* _Exercise requirements_
Give the count of lines in the data that include the string "JSON", with no added remarks.

______

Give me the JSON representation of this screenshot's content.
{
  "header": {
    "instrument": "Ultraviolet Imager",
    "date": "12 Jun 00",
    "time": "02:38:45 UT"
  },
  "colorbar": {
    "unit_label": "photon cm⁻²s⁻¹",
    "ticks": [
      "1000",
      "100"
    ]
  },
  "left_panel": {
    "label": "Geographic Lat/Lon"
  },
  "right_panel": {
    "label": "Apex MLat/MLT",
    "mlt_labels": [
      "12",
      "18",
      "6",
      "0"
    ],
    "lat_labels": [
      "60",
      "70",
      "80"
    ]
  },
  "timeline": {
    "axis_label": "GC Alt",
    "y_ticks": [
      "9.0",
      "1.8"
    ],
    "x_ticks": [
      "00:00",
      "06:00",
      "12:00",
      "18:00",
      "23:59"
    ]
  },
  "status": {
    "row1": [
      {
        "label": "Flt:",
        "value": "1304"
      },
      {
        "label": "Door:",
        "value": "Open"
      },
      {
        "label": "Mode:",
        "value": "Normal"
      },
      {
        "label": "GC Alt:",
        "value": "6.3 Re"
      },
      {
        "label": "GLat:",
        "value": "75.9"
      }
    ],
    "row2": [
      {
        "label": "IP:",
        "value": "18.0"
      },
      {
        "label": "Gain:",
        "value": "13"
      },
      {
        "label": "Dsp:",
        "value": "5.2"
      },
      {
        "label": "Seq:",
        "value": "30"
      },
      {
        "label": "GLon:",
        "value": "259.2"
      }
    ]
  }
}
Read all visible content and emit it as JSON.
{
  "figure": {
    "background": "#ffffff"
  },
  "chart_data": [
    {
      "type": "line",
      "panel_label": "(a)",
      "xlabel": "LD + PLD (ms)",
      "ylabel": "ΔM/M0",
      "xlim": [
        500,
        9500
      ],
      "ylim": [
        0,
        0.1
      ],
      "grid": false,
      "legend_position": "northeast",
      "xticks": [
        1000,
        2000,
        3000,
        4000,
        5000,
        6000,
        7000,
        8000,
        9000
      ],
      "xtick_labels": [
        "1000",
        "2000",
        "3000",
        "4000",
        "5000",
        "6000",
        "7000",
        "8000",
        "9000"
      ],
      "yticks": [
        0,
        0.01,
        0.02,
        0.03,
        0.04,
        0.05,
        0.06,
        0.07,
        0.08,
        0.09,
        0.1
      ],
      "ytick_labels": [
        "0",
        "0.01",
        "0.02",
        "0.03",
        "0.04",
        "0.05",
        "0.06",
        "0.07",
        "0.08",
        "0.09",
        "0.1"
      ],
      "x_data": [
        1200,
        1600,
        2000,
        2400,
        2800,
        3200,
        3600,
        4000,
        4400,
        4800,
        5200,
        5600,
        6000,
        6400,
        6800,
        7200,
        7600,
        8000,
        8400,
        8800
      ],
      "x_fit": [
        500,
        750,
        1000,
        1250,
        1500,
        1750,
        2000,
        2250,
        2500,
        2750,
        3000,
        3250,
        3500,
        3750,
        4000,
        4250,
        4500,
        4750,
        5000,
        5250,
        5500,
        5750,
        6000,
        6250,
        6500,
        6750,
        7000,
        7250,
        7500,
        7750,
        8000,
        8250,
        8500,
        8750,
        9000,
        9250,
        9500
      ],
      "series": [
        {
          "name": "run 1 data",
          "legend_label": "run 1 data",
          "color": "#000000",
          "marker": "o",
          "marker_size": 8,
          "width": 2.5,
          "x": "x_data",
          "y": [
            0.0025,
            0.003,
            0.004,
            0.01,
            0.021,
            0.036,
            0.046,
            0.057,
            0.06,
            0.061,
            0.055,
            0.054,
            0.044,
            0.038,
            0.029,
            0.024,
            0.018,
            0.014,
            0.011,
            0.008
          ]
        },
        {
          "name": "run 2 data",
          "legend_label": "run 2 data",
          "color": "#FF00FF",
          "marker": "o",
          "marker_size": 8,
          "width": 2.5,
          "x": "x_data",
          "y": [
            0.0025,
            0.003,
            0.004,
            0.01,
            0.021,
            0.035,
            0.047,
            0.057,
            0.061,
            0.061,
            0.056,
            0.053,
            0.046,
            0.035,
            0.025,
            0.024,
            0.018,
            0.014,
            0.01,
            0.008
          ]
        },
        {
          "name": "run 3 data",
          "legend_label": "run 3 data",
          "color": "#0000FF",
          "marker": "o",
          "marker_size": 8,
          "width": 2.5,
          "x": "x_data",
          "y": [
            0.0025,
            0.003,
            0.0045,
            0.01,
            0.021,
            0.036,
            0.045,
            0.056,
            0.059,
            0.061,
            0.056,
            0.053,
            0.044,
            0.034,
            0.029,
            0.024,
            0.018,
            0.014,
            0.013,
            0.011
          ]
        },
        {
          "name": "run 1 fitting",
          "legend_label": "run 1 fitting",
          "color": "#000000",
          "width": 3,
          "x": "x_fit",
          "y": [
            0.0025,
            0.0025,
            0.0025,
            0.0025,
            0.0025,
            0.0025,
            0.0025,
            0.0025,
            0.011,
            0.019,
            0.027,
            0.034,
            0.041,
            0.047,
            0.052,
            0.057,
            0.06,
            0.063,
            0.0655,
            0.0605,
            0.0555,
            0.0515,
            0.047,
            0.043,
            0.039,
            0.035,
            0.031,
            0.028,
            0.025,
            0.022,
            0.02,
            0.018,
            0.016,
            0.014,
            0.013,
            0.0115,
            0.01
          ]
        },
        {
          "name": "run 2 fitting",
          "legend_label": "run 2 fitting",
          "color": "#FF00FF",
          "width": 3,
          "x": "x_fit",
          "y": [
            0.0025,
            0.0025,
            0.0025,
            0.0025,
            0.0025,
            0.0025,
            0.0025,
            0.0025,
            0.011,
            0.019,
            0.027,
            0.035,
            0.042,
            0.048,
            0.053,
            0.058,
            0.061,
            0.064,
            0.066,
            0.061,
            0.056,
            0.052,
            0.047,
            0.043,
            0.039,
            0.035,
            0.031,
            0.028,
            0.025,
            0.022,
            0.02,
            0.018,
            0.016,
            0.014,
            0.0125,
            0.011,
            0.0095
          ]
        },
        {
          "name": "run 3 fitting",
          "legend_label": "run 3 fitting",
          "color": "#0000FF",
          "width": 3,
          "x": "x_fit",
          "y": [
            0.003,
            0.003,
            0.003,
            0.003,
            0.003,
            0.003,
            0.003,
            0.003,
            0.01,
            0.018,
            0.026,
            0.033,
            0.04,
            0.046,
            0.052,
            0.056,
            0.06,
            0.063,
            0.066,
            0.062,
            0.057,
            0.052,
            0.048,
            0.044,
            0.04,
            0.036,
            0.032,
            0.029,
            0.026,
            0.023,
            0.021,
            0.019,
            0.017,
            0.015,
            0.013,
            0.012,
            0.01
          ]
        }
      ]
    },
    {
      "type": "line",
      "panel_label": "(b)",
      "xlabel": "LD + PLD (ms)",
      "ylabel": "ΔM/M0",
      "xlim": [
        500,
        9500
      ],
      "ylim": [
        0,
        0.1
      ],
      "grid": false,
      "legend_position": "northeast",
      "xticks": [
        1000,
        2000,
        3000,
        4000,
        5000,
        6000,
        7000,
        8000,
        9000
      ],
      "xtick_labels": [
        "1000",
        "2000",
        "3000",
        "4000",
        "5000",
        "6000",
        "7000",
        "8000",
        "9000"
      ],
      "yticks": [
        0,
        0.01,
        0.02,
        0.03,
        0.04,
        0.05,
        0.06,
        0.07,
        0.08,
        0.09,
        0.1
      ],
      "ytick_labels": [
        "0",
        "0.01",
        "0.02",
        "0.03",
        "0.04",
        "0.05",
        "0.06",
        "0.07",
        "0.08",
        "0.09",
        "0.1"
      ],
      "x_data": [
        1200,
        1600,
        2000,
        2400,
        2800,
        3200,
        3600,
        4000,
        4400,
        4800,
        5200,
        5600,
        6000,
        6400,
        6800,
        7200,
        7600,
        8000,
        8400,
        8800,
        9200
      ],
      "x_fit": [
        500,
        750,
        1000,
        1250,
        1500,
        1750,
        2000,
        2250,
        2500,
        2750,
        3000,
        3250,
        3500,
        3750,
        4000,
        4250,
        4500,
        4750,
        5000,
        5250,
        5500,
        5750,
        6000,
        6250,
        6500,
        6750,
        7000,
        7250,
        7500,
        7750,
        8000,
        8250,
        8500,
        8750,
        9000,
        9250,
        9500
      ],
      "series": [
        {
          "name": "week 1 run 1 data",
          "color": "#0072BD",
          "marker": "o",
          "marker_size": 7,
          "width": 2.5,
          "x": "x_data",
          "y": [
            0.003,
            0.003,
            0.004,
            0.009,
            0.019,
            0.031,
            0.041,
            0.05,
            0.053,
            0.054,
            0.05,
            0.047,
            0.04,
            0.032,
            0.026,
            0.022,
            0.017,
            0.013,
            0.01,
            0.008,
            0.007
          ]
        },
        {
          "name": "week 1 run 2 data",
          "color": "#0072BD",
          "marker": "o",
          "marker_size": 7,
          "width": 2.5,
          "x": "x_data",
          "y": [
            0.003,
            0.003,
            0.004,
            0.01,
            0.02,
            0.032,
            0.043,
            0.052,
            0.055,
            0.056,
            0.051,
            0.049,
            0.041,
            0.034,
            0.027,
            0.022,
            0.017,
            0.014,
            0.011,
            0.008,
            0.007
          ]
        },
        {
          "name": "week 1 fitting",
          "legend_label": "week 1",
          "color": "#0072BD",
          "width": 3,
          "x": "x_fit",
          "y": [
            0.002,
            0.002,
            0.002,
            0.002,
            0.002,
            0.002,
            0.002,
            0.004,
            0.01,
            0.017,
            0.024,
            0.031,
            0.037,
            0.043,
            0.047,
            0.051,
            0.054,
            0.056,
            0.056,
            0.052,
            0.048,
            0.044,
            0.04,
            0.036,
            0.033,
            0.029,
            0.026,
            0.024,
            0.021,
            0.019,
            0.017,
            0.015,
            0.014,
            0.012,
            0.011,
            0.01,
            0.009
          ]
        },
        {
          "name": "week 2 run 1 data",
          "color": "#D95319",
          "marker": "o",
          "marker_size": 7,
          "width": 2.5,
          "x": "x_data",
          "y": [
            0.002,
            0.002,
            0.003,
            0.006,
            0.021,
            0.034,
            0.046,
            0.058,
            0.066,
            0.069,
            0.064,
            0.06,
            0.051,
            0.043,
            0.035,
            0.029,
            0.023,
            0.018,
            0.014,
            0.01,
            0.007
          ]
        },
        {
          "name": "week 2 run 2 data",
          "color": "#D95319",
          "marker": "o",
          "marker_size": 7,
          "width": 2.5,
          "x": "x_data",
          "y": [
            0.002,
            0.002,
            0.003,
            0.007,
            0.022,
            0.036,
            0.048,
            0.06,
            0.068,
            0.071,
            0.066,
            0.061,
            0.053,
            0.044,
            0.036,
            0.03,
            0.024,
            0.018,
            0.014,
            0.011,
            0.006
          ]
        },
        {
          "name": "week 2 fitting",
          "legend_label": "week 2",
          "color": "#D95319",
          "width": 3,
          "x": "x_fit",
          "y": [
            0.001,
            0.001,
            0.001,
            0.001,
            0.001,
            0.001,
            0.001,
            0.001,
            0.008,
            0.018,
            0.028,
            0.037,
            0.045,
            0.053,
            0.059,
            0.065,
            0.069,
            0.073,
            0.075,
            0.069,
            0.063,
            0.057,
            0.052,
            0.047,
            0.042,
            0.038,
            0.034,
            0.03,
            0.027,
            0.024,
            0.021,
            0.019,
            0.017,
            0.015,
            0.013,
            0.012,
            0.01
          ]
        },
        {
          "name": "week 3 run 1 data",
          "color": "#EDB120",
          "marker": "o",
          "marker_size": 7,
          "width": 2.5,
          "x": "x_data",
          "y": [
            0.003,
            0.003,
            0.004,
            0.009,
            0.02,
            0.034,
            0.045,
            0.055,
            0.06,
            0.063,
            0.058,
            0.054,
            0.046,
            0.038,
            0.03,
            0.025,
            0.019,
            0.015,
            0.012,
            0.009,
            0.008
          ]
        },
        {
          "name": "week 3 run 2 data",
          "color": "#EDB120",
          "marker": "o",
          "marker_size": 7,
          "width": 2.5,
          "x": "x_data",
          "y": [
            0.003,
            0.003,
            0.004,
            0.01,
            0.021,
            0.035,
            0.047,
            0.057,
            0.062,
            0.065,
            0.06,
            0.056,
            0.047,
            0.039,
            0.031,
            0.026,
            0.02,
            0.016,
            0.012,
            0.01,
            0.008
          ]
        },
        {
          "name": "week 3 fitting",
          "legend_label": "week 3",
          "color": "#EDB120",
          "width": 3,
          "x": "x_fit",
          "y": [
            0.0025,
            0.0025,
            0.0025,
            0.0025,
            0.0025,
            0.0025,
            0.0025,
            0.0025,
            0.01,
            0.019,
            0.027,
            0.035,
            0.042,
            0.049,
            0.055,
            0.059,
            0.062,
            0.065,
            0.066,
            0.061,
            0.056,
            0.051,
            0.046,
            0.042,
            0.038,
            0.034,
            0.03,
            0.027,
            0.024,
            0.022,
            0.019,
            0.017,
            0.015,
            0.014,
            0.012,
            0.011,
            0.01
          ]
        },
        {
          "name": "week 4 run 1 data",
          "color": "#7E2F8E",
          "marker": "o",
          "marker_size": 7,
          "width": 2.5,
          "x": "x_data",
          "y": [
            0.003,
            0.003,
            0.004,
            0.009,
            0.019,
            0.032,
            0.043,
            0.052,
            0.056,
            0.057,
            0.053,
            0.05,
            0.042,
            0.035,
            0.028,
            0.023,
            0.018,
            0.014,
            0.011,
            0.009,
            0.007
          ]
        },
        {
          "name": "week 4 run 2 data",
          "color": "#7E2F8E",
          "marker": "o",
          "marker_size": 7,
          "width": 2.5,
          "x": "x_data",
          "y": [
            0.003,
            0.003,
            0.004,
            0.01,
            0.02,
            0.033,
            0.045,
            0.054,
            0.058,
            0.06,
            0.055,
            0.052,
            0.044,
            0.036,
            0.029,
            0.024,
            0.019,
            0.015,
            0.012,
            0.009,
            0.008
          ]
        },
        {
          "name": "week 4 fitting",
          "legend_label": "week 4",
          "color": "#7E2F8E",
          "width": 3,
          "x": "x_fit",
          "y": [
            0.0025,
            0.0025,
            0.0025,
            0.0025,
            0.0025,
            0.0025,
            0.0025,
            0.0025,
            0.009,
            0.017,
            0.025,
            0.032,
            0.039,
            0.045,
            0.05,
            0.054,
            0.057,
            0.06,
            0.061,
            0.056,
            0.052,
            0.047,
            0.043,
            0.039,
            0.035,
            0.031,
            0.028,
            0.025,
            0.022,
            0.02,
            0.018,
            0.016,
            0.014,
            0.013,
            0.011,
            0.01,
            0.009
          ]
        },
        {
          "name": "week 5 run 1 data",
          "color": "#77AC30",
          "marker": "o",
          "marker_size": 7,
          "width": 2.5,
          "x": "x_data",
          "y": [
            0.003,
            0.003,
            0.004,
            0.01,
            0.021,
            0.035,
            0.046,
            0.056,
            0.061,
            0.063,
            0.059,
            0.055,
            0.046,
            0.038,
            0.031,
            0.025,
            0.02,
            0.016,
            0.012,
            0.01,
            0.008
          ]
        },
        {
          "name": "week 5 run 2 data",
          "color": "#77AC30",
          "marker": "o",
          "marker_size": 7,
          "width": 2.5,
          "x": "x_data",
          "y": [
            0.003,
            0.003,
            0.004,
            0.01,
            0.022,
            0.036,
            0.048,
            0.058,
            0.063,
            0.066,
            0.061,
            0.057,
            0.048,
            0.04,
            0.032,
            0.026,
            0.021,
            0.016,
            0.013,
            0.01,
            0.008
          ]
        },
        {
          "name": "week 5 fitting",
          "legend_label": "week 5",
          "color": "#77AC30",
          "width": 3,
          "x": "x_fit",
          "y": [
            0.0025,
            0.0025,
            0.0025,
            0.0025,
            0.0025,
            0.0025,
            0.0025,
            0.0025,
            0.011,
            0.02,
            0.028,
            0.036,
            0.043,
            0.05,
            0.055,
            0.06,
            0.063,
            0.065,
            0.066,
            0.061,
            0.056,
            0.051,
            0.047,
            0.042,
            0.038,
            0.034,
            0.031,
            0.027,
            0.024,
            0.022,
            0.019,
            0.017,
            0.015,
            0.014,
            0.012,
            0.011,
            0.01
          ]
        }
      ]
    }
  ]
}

______

* _In response_
2